* [Aufgabenliste]
1/ Zu welcher Uhrzeit wurde das Freitagsspiel zwischen dem FC Augsburg und Bayern München laut dem Tagebucheintrag angepfiffen?
2/ Fassen Sie den Absatz des Tagebucheintrags, der mit „Augsburg hatte im DFB-Pokal“ beginnt, in knapperer Form zusammen und behalten Sie dabei die wesentlichen Fakten bei.
3/ Schreiben Sie den Tagebucheintrag über das Spiel in Augsburg im Anschluss an seinen letzten Satz weiter.

* [Zu lesender Auszug]
━━━━━━━━━━━━━━━━━━━━

Tagebuch Freitag bis Sonntag, 15. bis 17. Februar 2019 – 2:3, Kunst, Blümchen und langes Wachbleiben

Am Freitag war Bundesliga: Um 20.30 Uhr begann das Spiel vom FC Augsburg gegen Bayern München, was erstens bedeutete, dass wir abends statt gemütlich nachmittags in einen Regionalzug klettern mussten, der zweitens voller Bayernfans war. Die meisten waren zwar schon früher angereist, aber auch um 18 Uhr waren noch genug unterwegs und mischten sich mit den gewöhnlichen Pendler*innen, die sich zu ihrem Feierabend vermutlich auch was Netteres vorstellen können als einen recht vollen Zug. Bundesliga abends ist zum Kotzen, auch in der eigenen Stadt. Trotzdem ist es für mich jedesmal wieder überraschend zu merken, dass ich für ein Spiel in Augsburg insgesamt immer ungefähr sechs Stunden unterwegs bin anstatt mal eben in 20 Minuten zur Allianz Arena rauszufahren.

Augsburg hatte im DFB-Pokal mit mehr Glück als Verstand mit 1:0 gegen Kiel gewonnen und war letzten Sonntag in Bremen brutal mit 0:4 untergegangen, daher hätte ich mir eigentlich mehr Sorgen machen müssen, aber ich fuhr mit einem eigentümlich guten Gefühl in die Fuggerstadt. F. war schon zwei Stunden vor dem Spiel in konzentriertem Fanmodus, das heißt, er war nicht mehr so recht ansprechbar, was okay ist, denn ich hatte ja ein Buch dabei, wie sich’s gehört.

━━━━━━━━━━━━━━━━━━━━

(Eine Reihe von Zeilen)
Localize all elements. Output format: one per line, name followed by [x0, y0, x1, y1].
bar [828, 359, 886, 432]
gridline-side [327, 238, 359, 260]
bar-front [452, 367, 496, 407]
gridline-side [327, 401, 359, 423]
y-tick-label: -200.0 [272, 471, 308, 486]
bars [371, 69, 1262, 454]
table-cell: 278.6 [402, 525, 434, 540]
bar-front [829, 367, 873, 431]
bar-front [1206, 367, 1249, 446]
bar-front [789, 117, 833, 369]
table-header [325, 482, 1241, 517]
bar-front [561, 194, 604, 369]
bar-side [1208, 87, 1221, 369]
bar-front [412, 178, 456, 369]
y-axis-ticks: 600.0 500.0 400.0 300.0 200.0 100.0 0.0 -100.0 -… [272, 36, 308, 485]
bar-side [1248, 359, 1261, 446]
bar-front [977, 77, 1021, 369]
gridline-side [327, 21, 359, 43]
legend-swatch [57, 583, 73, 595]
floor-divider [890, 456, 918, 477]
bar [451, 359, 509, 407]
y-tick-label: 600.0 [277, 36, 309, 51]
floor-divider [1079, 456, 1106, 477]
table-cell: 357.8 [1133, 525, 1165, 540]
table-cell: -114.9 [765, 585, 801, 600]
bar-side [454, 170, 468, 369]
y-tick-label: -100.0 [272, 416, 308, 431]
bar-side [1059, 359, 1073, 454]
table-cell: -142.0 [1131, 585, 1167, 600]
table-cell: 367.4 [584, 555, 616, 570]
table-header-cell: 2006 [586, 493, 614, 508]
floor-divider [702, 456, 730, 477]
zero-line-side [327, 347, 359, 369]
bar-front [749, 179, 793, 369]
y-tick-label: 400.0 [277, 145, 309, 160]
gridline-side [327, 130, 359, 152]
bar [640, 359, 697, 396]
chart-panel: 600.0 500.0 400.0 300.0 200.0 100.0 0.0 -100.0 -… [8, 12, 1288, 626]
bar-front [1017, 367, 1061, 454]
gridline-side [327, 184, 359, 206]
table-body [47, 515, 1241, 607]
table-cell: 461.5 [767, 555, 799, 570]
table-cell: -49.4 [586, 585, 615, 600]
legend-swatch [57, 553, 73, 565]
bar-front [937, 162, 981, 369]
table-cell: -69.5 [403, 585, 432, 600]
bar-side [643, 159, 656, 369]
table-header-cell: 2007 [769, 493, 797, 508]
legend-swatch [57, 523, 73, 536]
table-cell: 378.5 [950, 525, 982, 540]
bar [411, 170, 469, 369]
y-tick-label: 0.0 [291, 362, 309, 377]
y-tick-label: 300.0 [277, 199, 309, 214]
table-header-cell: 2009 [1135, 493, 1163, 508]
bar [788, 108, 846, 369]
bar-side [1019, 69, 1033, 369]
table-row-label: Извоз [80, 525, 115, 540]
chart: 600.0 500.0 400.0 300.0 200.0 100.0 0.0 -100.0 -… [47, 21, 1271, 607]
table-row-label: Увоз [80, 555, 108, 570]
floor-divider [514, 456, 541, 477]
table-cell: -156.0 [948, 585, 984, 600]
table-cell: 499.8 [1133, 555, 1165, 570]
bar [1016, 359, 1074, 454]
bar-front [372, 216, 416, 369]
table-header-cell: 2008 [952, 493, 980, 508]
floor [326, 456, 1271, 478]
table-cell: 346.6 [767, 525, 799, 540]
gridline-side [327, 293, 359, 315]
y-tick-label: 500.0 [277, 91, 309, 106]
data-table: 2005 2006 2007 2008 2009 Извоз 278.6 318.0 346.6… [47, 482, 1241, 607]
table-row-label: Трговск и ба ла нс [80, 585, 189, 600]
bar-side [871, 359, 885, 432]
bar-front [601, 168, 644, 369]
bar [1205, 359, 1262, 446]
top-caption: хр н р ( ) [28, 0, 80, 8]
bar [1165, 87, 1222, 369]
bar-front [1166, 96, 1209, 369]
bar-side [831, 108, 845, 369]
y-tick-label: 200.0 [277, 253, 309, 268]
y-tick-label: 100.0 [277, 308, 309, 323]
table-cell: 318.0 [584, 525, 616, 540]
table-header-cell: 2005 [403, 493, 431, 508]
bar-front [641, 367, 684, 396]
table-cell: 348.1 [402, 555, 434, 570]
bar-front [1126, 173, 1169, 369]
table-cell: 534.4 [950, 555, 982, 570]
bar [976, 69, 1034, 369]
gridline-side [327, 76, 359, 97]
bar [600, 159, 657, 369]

━━━━━━━━━━━━━━━━━━━━

* [Antworten]
1/ Um 20.30 Uhr.

2/ Augsburg hatte im DFB-Pokal glücklich 1:0 gegen Kiel gewonnen und am vorigen Sonntag in Bremen 0:4 verloren. Trotz dieses Anlasses zur Sorge fuhr ich mit einem seltsam guten Gefühl nach Augsburg. F. war schon zwei Stunden vor dem Spiel im Fanmodus und kaum ansprechbar. Das störte nicht, da ich ein Buch dabeihatte.

3/
Der Weg zum Stadion war okay, ich keuchte weniger als erwartet, meine Erkältung fühlte sich eigentlich durch an, aber ich ging trotzdem brav langsam, um mich nicht zu überanstrengen. Ich hatte auch ebenso brav wieder vier Lagen an, Decke, Mütze und Handschuhe dabei, um bloß nicht zu frieren, und das war auch alles richtig so.

Am Einlass musste ich mich wieder über die sinnlose Schikane am Fraueneinlass ärgern. Seit ein paar Spielen gibt es ernsthaft zwei Schlangen für Frauen mit Handtaschen, während nebenan sechs (?) Einlässe frei sind für diejenigen, die keine Tasche dabei haben. Ich hatte zwar keine Handtasche dabei, sondern nur eine Stofftasche, in der sich eine Decke befand, war aber letztes Mal schon in die andere Schlange geschickt worden und wollte dieses Mal nicht mehr diskutieren. Es regnete netterweise auch nicht und so war ich nur halb pissig und nicht komplett verärgert in der langen Schlange, die sich immer mehr hinzog, weil halt viele Frauen Taschen dabeihaben, während nebenan sechs (?) Einlässe leer waren, durch die alle 30 Sekunden mal eine Dame huschte, während die Abtasterinnen sonst nichts zu tun hatten, uns aber natürlich auch nicht rüberwinkten, es muss ja alles seine Ordnung haben.

Ich werde wohl eine nölige Mail an den Verein schreiben. Wenn Klamottenhersteller es irgendwann hinkriegen, Taschen an Frauenkleidung so groß zu dimensionieren, dass mehr reinpasst als ein Tampon oder generell Frauenkleidung mit so vielen Taschen auszustatten wie Herrenzeug, so dass man theoretisch genug Platz hat, alles unterzubringen, dann bräuchten wir vielleicht auch keine verdammten Handtaschen mehr, die natürlich einen Augenblick länger zu kontrollieren dauern als das relativ sinnlose Rumpatschen auf unseren Klamotten. Gerade jetzt mit der dicken Winterjacke hätte ich vermutlich ein Kilo Pyro ins Stadion gekriegt, wenn ich es drauf angelegt hätte.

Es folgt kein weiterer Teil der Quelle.